• **What to work on**
All of the lines below are to be transcribed faithfully, with pictures excluded from the copy.

• **Data provided**
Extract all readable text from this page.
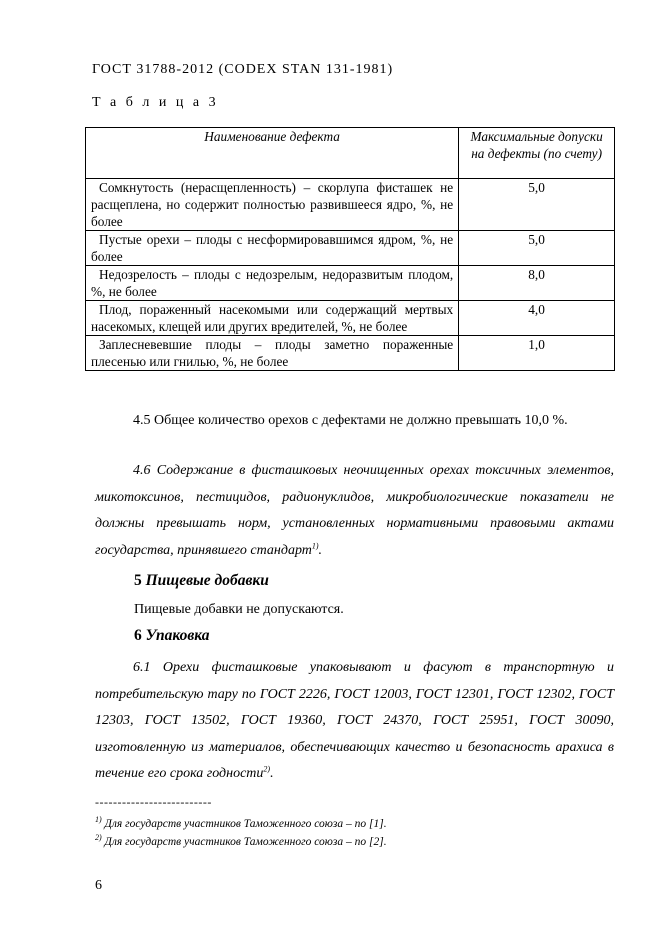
ГОСТ 31788-2012 (CODEX STAN 131-1981)
Т а б л и ц а 3
Наименование дефекта	Максимальные допуски на дефекты (по счету)
Сомкнутость (нерасщепленность) – скорлупа фисташек не расщеплена, но содержит полностью развившееся ядро, %, не более	5,0
Пустые орехи – плоды с несформировавшимся ядром, %, не более	5,0
Недозрелость – плоды с недозрелым, недоразвитым плодом, %, не более	8,0
Плод, пораженный насекомыми или содержащий мертвых насекомых, клещей или других вредителей, %, не более	4,0
Заплесневевшие плоды – плоды заметно пораженные плесенью или гнилью, %, не более	1,0
4.5 Общее количество орехов с дефектами не должно превышать 10,0 %.
4.6 Содержание в фисташковых неочищенных орехах токсичных элементов, микотоксинов, пестицидов, радионуклидов, микробиологические показатели не должны превышать норм, установленных нормативными правовыми актами государства, принявшего стандарт$^{1)}$.
5 Пищевые добавки
Пищевые добавки не допускаются.
6 Упаковка
6.1 Орехи фисташковые упаковывают и фасуют в транспортную и потребительскую тару по ГОСТ 2226, ГОСТ 12003, ГОСТ 12301, ГОСТ 12302, ГОСТ 12303, ГОСТ 13502, ГОСТ 19360, ГОСТ 24370, ГОСТ 25951, ГОСТ 30090, изготовленную из материалов, обеспечивающих качество и безопасность арахиса в течение его срока годности$^{2)}$.
--------------------------
$^{1)}$ Для государств участников Таможенного союза – по [1].
$^{2)}$ Для государств участников Таможенного союза – по [2].
6
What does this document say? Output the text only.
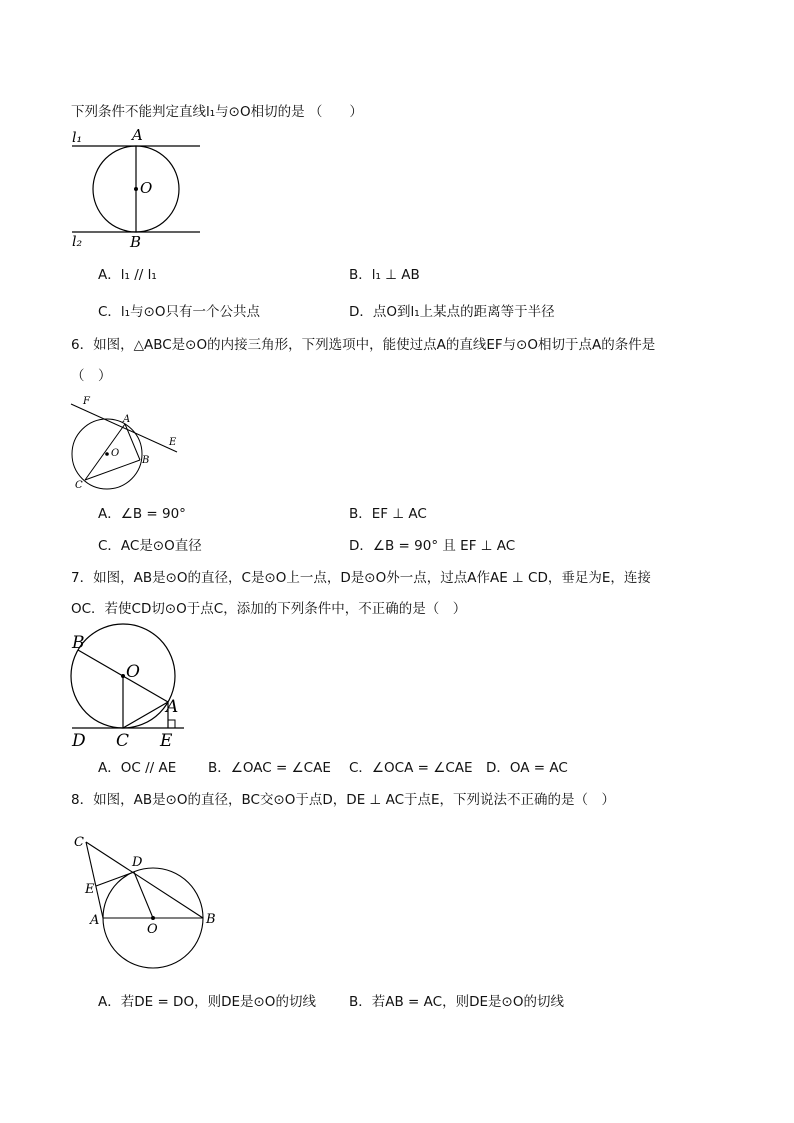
下列条件不能判定直线l₁与⊙O相切的是 （　　）
l₁	A
O
l₂	B
A．l₁ // l₁	B．l₁ ⊥ AB
C．l₁与⊙O只有一个公共点	D．点O到l₁上某点的距离等于半径
6．如图，△ABC是⊙O的内接三角形，下列选项中，能使过点A的直线EF与⊙O相切于点A的条件是
（　）
F
A
E
O
B
C
A．∠B = 90°	B．EF ⊥ AC
C．AC是⊙O直径	D．∠B = 90° 且 EF ⊥ AC
7．如图，AB是⊙O的直径，C是⊙O上一点，D是⊙O外一点，过点A作AE ⊥ CD，垂足为E，连接
OC．若使CD切⊙O于点C，添加的下列条件中，不正确的是（　）
B
O
A
D C E
A．OC // AE B．∠OAC = ∠CAE C．∠OCA = ∠CAE D．OA = AC
8．如图，AB是⊙O的直径，BC交⊙O于点D，DE ⊥ AC于点E，下列说法不正确的是（　）
C
D
E
A
O
B
A．若DE = DO，则DE是⊙O的切线 B．若AB = AC，则DE是⊙O的切线
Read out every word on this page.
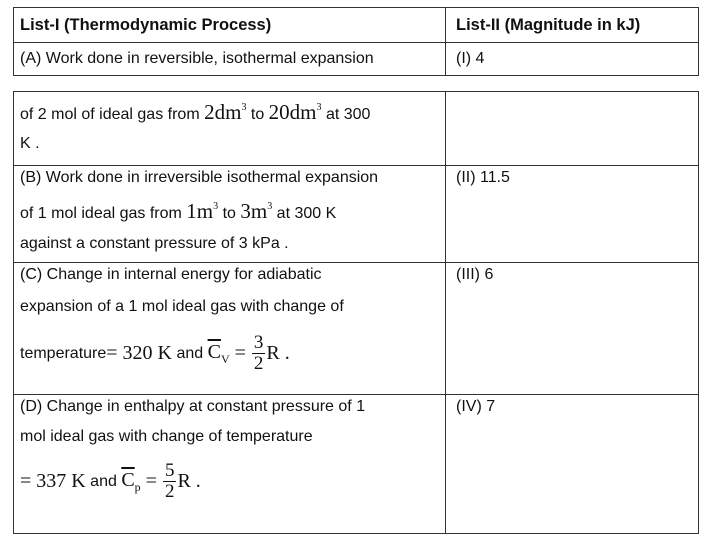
List-I (Thermodynamic Process)	List-II (Magnitude in kJ)
(A) Work done in reversible, isothermal expansion	(I) 4
of 2 mol of ideal gas from $2dm^3$ to $20dm^3$ at 300
K .
(B) Work done in irreversible isothermal expansion
of 1 mol ideal gas from $1m^3$ to $3m^3$ at 300 K
against a constant pressure of 3 kPa .
(II) 11.5
(C) Change in internal energy for adiabatic
expansion of a 1 mol ideal gas with change of
temperature = 320 K and $\overline{C}_V = \frac{3}{2}$ R .
(III) 6
(D) Change in enthalpy at constant pressure of 1
mol ideal gas with change of temperature
= 337 K and $\overline{C}_p = \frac{5}{2}$ R .
(IV) 7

• **Written response**
Extract all readable text from this page.
ГОСТ 31788-2012 (CODEX STAN 131-1981)
Т а б л и ц а 3
Наименование дефекта	Максимальные допуски на дефекты (по счету)
Сомкнутость (нерасщепленность) – скорлупа фисташек не расщеплена, но содержит полностью развившееся ядро, %, не более	5,0
Пустые орехи – плоды с несформировавшимся ядром, %, не более	5,0
Недозрелость – плоды с недозрелым, недоразвитым плодом, %, не более	8,0
Плод, пораженный насекомыми или содержащий мертвых насекомых, клещей или других вредителей, %, не более	4,0
Заплесневевшие плоды – плоды заметно пораженные плесенью или гнилью, %, не более	1,0
4.5 Общее количество орехов с дефектами не должно превышать 10,0 %.
4.6 Содержание в фисташковых неочищенных орехах токсичных элементов, микотоксинов, пестицидов, радионуклидов, микробиологические показатели не должны превышать норм, установленных нормативными правовыми актами государства, принявшего стандарт$^{1)}$.
5 Пищевые добавки
Пищевые добавки не допускаются.
6 Упаковка
6.1 Орехи фисташковые упаковывают и фасуют в транспортную и потребительскую тару по ГОСТ 2226, ГОСТ 12003, ГОСТ 12301, ГОСТ 12302, ГОСТ 12303, ГОСТ 13502, ГОСТ 19360, ГОСТ 24370, ГОСТ 25951, ГОСТ 30090, изготовленную из материалов, обеспечивающих качество и безопасность арахиса в течение его срока годности$^{2)}$.
--------------------------
$^{1)}$ Для государств участников Таможенного союза – по [1].
$^{2)}$ Для государств участников Таможенного союза – по [2].
6
What does this document say? Output the text only.
下列条件不能判定直线l₁与⊙O相切的是 （　　）
l₁	A
O
l₂	B
A．l₁ // l₁	B．l₁ ⊥ AB
C．l₁与⊙O只有一个公共点	D．点O到l₁上某点的距离等于半径
6．如图，△ABC是⊙O的内接三角形，下列选项中，能使过点A的直线EF与⊙O相切于点A的条件是
（　）
F
A
E
O
B
C
A．∠B = 90°	B．EF ⊥ AC
C．AC是⊙O直径	D．∠B = 90° 且 EF ⊥ AC
7．如图，AB是⊙O的直径，C是⊙O上一点，D是⊙O外一点，过点A作AE ⊥ CD，垂足为E，连接
OC．若使CD切⊙O于点C，添加的下列条件中，不正确的是（　）
B
O
A
D C E
A．OC // AE B．∠OAC = ∠CAE C．∠OCA = ∠CAE D．OA = AC
8．如图，AB是⊙O的直径，BC交⊙O于点D，DE ⊥ AC于点E，下列说法不正确的是（　）
C
D
E
A
O
B
A．若DE = DO，则DE是⊙O的切线 B．若AB = AC，则DE是⊙O的切线
Read out every word on this page.
List-I (Thermodynamic Process)	List-II (Magnitude in kJ)
(A) Work done in reversible, isothermal expansion	(I) 4
of 2 mol of ideal gas from $2dm^3$ to $20dm^3$ at 300
K .
(B) Work done in irreversible isothermal expansion
of 1 mol ideal gas from $1m^3$ to $3m^3$ at 300 K
against a constant pressure of 3 kPa .
(II) 11.5
(C) Change in internal energy for adiabatic
expansion of a 1 mol ideal gas with change of
temperature = 320 K and $\overline{C}_V = \frac{3}{2}$ R .
(III) 6
(D) Change in enthalpy at constant pressure of 1
mol ideal gas with change of temperature
= 337 K and $\overline{C}_p = \frac{5}{2}$ R .
(IV) 7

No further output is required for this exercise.